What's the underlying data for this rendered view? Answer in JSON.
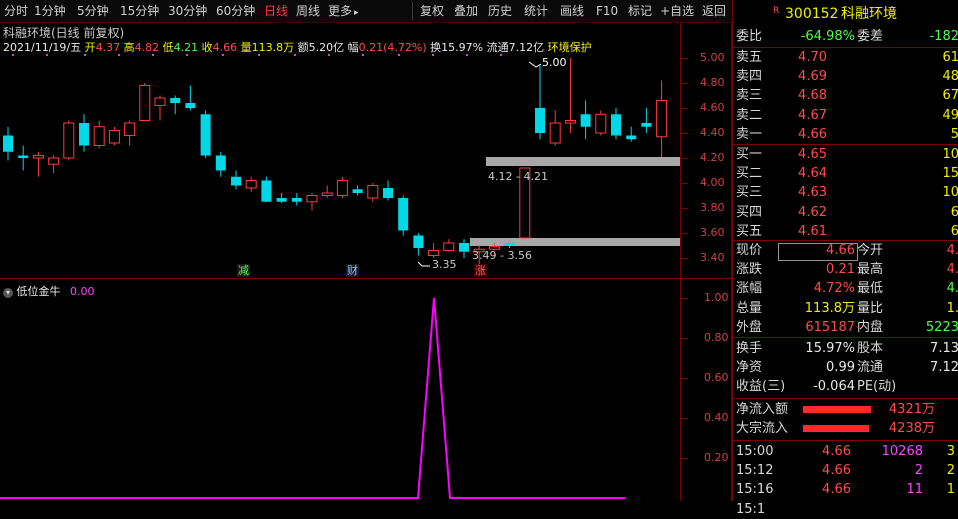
{
  "toolbar": {
    "tabs": [
      "分时",
      "1分钟",
      "5分钟",
      "15分钟",
      "30分钟",
      "60分钟",
      "日线",
      "周线",
      "更多"
    ],
    "active_tab": "日线",
    "more_arrow": "▸",
    "tools": [
      "复权",
      "叠加",
      "历史",
      "统计",
      "画线",
      "F10",
      "标记",
      "+自选",
      "返回"
    ]
  },
  "chart": {
    "title": "科融环境(日线 前复权)",
    "info": {
      "date": "2021/11/19/五",
      "open_label": "开",
      "open": "4.37",
      "high_label": "高",
      "high": "4.82",
      "low_label": "低",
      "low": "4.21",
      "close_label": "收",
      "close": "4.66",
      "vol_label": "量",
      "vol": "113.8万",
      "amount_label": "额",
      "amount": "5.20亿",
      "range_label": "幅",
      "range": "0.21(4.72%)",
      "turnover_label": "换",
      "turnover": "15.97%",
      "float_label": "流通",
      "float": "7.12亿",
      "concept": "环境保护"
    },
    "y_ticks": [
      "5.00",
      "4.80",
      "4.60",
      "4.40",
      "4.20",
      "4.00",
      "3.80",
      "3.60",
      "3.40"
    ],
    "annotations": {
      "peak": "5.00",
      "box_upper": "4.12 - 4.21",
      "box_lower": "3.49 - 3.56",
      "low_mark": "3.35"
    },
    "markers": [
      "减",
      "财",
      "涨"
    ],
    "candles": [
      {
        "o": 4.38,
        "h": 4.45,
        "l": 4.18,
        "c": 4.25
      },
      {
        "o": 4.22,
        "h": 4.3,
        "l": 4.1,
        "c": 4.2
      },
      {
        "o": 4.2,
        "h": 4.25,
        "l": 4.05,
        "c": 4.22
      },
      {
        "o": 4.15,
        "h": 4.22,
        "l": 4.08,
        "c": 4.2
      },
      {
        "o": 4.2,
        "h": 4.5,
        "l": 4.18,
        "c": 4.48
      },
      {
        "o": 4.48,
        "h": 4.55,
        "l": 4.25,
        "c": 4.3
      },
      {
        "o": 4.3,
        "h": 4.5,
        "l": 4.28,
        "c": 4.45
      },
      {
        "o": 4.32,
        "h": 4.45,
        "l": 4.3,
        "c": 4.42
      },
      {
        "o": 4.38,
        "h": 4.5,
        "l": 4.3,
        "c": 4.48
      },
      {
        "o": 4.5,
        "h": 4.8,
        "l": 4.5,
        "c": 4.78
      },
      {
        "o": 4.62,
        "h": 4.7,
        "l": 4.5,
        "c": 4.68
      },
      {
        "o": 4.68,
        "h": 4.7,
        "l": 4.55,
        "c": 4.64
      },
      {
        "o": 4.64,
        "h": 4.78,
        "l": 4.58,
        "c": 4.6
      },
      {
        "o": 4.55,
        "h": 4.58,
        "l": 4.2,
        "c": 4.22
      },
      {
        "o": 4.22,
        "h": 4.25,
        "l": 4.05,
        "c": 4.1
      },
      {
        "o": 4.05,
        "h": 4.1,
        "l": 3.95,
        "c": 3.98
      },
      {
        "o": 3.96,
        "h": 4.05,
        "l": 3.93,
        "c": 4.02
      },
      {
        "o": 4.02,
        "h": 4.05,
        "l": 3.85,
        "c": 3.85
      },
      {
        "o": 3.88,
        "h": 3.92,
        "l": 3.84,
        "c": 3.85
      },
      {
        "o": 3.88,
        "h": 3.92,
        "l": 3.82,
        "c": 3.85
      },
      {
        "o": 3.85,
        "h": 3.92,
        "l": 3.78,
        "c": 3.9
      },
      {
        "o": 3.9,
        "h": 3.98,
        "l": 3.88,
        "c": 3.92
      },
      {
        "o": 3.9,
        "h": 4.05,
        "l": 3.88,
        "c": 4.02
      },
      {
        "o": 3.95,
        "h": 3.98,
        "l": 3.9,
        "c": 3.92
      },
      {
        "o": 3.88,
        "h": 4.0,
        "l": 3.85,
        "c": 3.98
      },
      {
        "o": 3.96,
        "h": 4.02,
        "l": 3.86,
        "c": 3.88
      },
      {
        "o": 3.88,
        "h": 3.9,
        "l": 3.58,
        "c": 3.62
      },
      {
        "o": 3.58,
        "h": 3.6,
        "l": 3.42,
        "c": 3.48
      },
      {
        "o": 3.42,
        "h": 3.52,
        "l": 3.4,
        "c": 3.46
      },
      {
        "o": 3.46,
        "h": 3.55,
        "l": 3.45,
        "c": 3.52
      },
      {
        "o": 3.52,
        "h": 3.55,
        "l": 3.4,
        "c": 3.45
      },
      {
        "o": 3.45,
        "h": 3.5,
        "l": 3.35,
        "c": 3.47
      },
      {
        "o": 3.47,
        "h": 3.52,
        "l": 3.46,
        "c": 3.49
      },
      {
        "o": 3.52,
        "h": 3.55,
        "l": 3.48,
        "c": 3.5
      },
      {
        "o": 3.56,
        "h": 4.12,
        "l": 3.56,
        "c": 4.12
      },
      {
        "o": 4.6,
        "h": 4.95,
        "l": 4.35,
        "c": 4.4
      },
      {
        "o": 4.32,
        "h": 4.58,
        "l": 4.3,
        "c": 4.48
      },
      {
        "o": 4.48,
        "h": 5.0,
        "l": 4.4,
        "c": 4.5
      },
      {
        "o": 4.55,
        "h": 4.66,
        "l": 4.35,
        "c": 4.45
      },
      {
        "o": 4.4,
        "h": 4.58,
        "l": 4.38,
        "c": 4.55
      },
      {
        "o": 4.55,
        "h": 4.6,
        "l": 4.35,
        "c": 4.38
      },
      {
        "o": 4.38,
        "h": 4.45,
        "l": 4.33,
        "c": 4.35
      },
      {
        "o": 4.48,
        "h": 4.6,
        "l": 4.4,
        "c": 4.45
      },
      {
        "o": 4.37,
        "h": 4.82,
        "l": 4.21,
        "c": 4.66
      }
    ]
  },
  "indicator": {
    "name": "低位金牛",
    "value": "0.00",
    "y_ticks": [
      "1.00",
      "0.80",
      "0.60",
      "0.40",
      "0.20"
    ]
  },
  "panel": {
    "code": "300152",
    "name": "科融环境",
    "wei_bi_label": "委比",
    "wei_bi": "-64.98%",
    "wei_cha_label": "委差",
    "wei_cha": "-182",
    "asks": [
      {
        "label": "卖五",
        "price": "4.70",
        "vol": "61"
      },
      {
        "label": "卖四",
        "price": "4.69",
        "vol": "48"
      },
      {
        "label": "卖三",
        "price": "4.68",
        "vol": "67"
      },
      {
        "label": "卖二",
        "price": "4.67",
        "vol": "49"
      },
      {
        "label": "卖一",
        "price": "4.66",
        "vol": "5"
      }
    ],
    "bids": [
      {
        "label": "买一",
        "price": "4.65",
        "vol": "10"
      },
      {
        "label": "买二",
        "price": "4.64",
        "vol": "15"
      },
      {
        "label": "买三",
        "price": "4.63",
        "vol": "10"
      },
      {
        "label": "买四",
        "price": "4.62",
        "vol": "6"
      },
      {
        "label": "买五",
        "price": "4.61",
        "vol": "6"
      }
    ],
    "quote": [
      {
        "l1": "现价",
        "v1": "4.66",
        "l2": "今开",
        "v2": "4."
      },
      {
        "l1": "涨跌",
        "v1": "0.21",
        "l2": "最高",
        "v2": "4."
      },
      {
        "l1": "涨幅",
        "v1": "4.72%",
        "l2": "最低",
        "v2": "4."
      },
      {
        "l1": "总量",
        "v1": "113.8万",
        "l2": "量比",
        "v2": "1."
      },
      {
        "l1": "外盘",
        "v1": "615187",
        "l2": "内盘",
        "v2": "5223"
      }
    ],
    "finance": [
      {
        "l1": "换手",
        "v1": "15.97%",
        "l2": "股本",
        "v2": "7.13"
      },
      {
        "l1": "净资",
        "v1": "0.99",
        "l2": "流通",
        "v2": "7.12"
      },
      {
        "l1": "收益(三)",
        "v1": "-0.064",
        "l2": "PE(动)",
        "v2": ""
      }
    ],
    "flows": [
      {
        "label": "净流入额",
        "value": "4321万",
        "fill": 0.85
      },
      {
        "label": "大宗流入",
        "value": "4238万",
        "fill": 0.83
      }
    ],
    "ticks": [
      {
        "time": "15:00",
        "price": "4.66",
        "vol": "10268",
        "x": "3"
      },
      {
        "time": "15:12",
        "price": "4.66",
        "vol": "2",
        "x": "2"
      },
      {
        "time": "15:16",
        "price": "4.66",
        "vol": "11",
        "x": "1"
      },
      {
        "time": "15:1",
        "price": "",
        "vol": "",
        "x": ""
      }
    ]
  },
  "colors": {
    "up": "#ff3b3b",
    "down": "#00d8e8",
    "frame": "#7a0000",
    "indicator": "#ff00ff",
    "annot_box": "#a8a8a8"
  }
}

═══

▶ **Exercise requirements**: In the entries above, identify every line with the word "time". Copy those lines.

▶ **Expected output**:
        "time": "15:00",
        "time": "15:12",
        "time": "15:16",
        "time": "15:1",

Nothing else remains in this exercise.